_Your objective:_
Leave out the pictures and transcribe everything else exactly.

_Exercise data:_
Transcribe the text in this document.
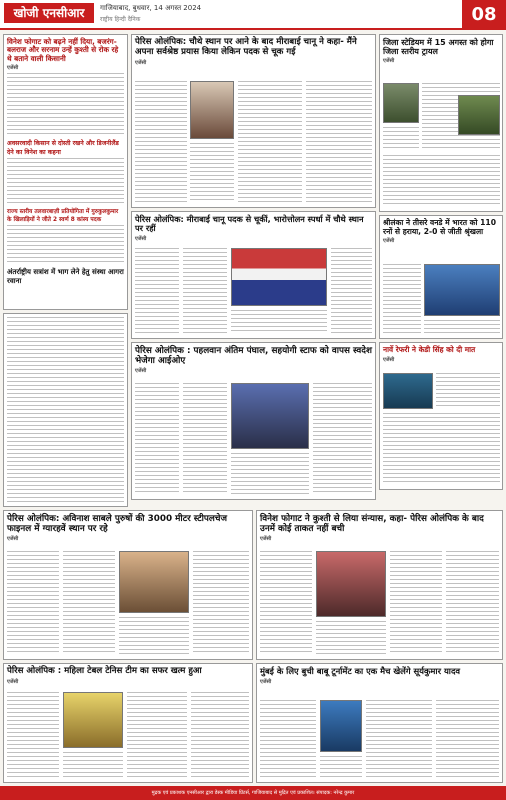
खोजी एनसीआर	गाजियाबाद, बुधवार, 14 अगस्त 2024
राष्ट्रीय हिन्दी दैनिक	08
विनेश फोगाट को बढ़ने नहीं दिया, बजरंग- बलराज और सरनाम उन्हें कुश्ती से रोक रहे थे बताने वाली किसानी
एजेंसी
अवसरवादी किसान से दोस्ती रखने और डिजनीलैंड देने का विनेश का कहना
राज्य स्तरीय तलवारबाज़ी प्रतियोगिता में गुरुकुलकुमार के खिलाड़ियों ने जीते 2 स्वर्ण 8 कांस्य पदक
अंतर्राष्ट्रीय सत्रांश में भाग लेने हेतु संस्था आगरा रवाना
पेरिस ओलंपिक: चौथे स्थान पर आने के बाद मीराबाई चानू ने कहा- मैंने अपना सर्वश्रेष्ठ प्रयास किया लेकिन पदक से चूक गई
एजेंसी
जिला स्टेडियम में 15 अगस्त को होगा जिला स्तरीय ट्रायल
एजेंसी
पेरिस ओलंपिक: मीराबाई चानू पदक से चूकीं, भारोत्तोलन स्पर्धा में चौथे स्थान पर रहीं
एजेंसी
श्रीलंका ने तीसरे वनडे में भारत को 110 रनों से हराया, 2-0 से जीती श्रृंखला
एजेंसी
नार्वे रेफरी ने केडी सिंह को दी मात
एजेंसी
पेरिस ओलंपिक : पहलवान अंतिम पंघाल, सहयोगी स्टाफ को वापस स्वदेश भेजेगा आईओए
एजेंसी
पेरिस ओलंपिक: अविनाश साबले पुरुषों की 3000 मीटर स्टीपलचेज फाइनल में ग्यारहवें स्थान पर रहे
एजेंसी
विनेश फोगाट ने कुश्ती से लिया संन्यास, कहा- पेरिस ओलंपिक के बाद उनमें कोई ताकत नहीं बची
एजेंसी
पेरिस ओलंपिक : महिला टेबल टेनिस टीम का सफर खत्म हुआ
एजेंसी
मुंबई के लिए बुची बाबू टूर्नामेंट का एक मैच खेलेंगे सूर्यकुमार यादव
एजेंसी
मुद्रक एवं प्रकाशक एनसीआर द्वारा डेस्क मीडिया प्रिंटर्स, गाजियाबाद से मुद्रित एवं प्रकाशित। संपादक: नरेन्द्र कुमार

_Written answer:_
Transcribe the text in this document.
खोजी एनसीआर	गाजियाबाद, बुधवार, 14 अगस्त 2024
राष्ट्रीय हिन्दी दैनिक	08
विनेश फोगाट को बढ़ने नहीं दिया, बजरंग- बलराज और सरनाम उन्हें कुश्ती से रोक रहे थे बताने वाली किसानी
एजेंसी
अवसरवादी किसान से दोस्ती रखने और डिजनीलैंड देने का विनेश का कहना
राज्य स्तरीय तलवारबाज़ी प्रतियोगिता में गुरुकुलकुमार के खिलाड़ियों ने जीते 2 स्वर्ण 8 कांस्य पदक
अंतर्राष्ट्रीय सत्रांश में भाग लेने हेतु संस्था आगरा रवाना
पेरिस ओलंपिक: चौथे स्थान पर आने के बाद मीराबाई चानू ने कहा- मैंने अपना सर्वश्रेष्ठ प्रयास किया लेकिन पदक से चूक गई
एजेंसी
जिला स्टेडियम में 15 अगस्त को होगा जिला स्तरीय ट्रायल
एजेंसी
पेरिस ओलंपिक: मीराबाई चानू पदक से चूकीं, भारोत्तोलन स्पर्धा में चौथे स्थान पर रहीं
एजेंसी
श्रीलंका ने तीसरे वनडे में भारत को 110 रनों से हराया, 2-0 से जीती श्रृंखला
एजेंसी
नार्वे रेफरी ने केडी सिंह को दी मात
एजेंसी
पेरिस ओलंपिक : पहलवान अंतिम पंघाल, सहयोगी स्टाफ को वापस स्वदेश भेजेगा आईओए
एजेंसी
पेरिस ओलंपिक: अविनाश साबले पुरुषों की 3000 मीटर स्टीपलचेज फाइनल में ग्यारहवें स्थान पर रहे
एजेंसी
विनेश फोगाट ने कुश्ती से लिया संन्यास, कहा- पेरिस ओलंपिक के बाद उनमें कोई ताकत नहीं बची
एजेंसी
पेरिस ओलंपिक : महिला टेबल टेनिस टीम का सफर खत्म हुआ
एजेंसी
मुंबई के लिए बुची बाबू टूर्नामेंट का एक मैच खेलेंगे सूर्यकुमार यादव
एजेंसी
मुद्रक एवं प्रकाशक एनसीआर द्वारा डेस्क मीडिया प्रिंटर्स, गाजियाबाद से मुद्रित एवं प्रकाशित। संपादक: नरेन्द्र कुमार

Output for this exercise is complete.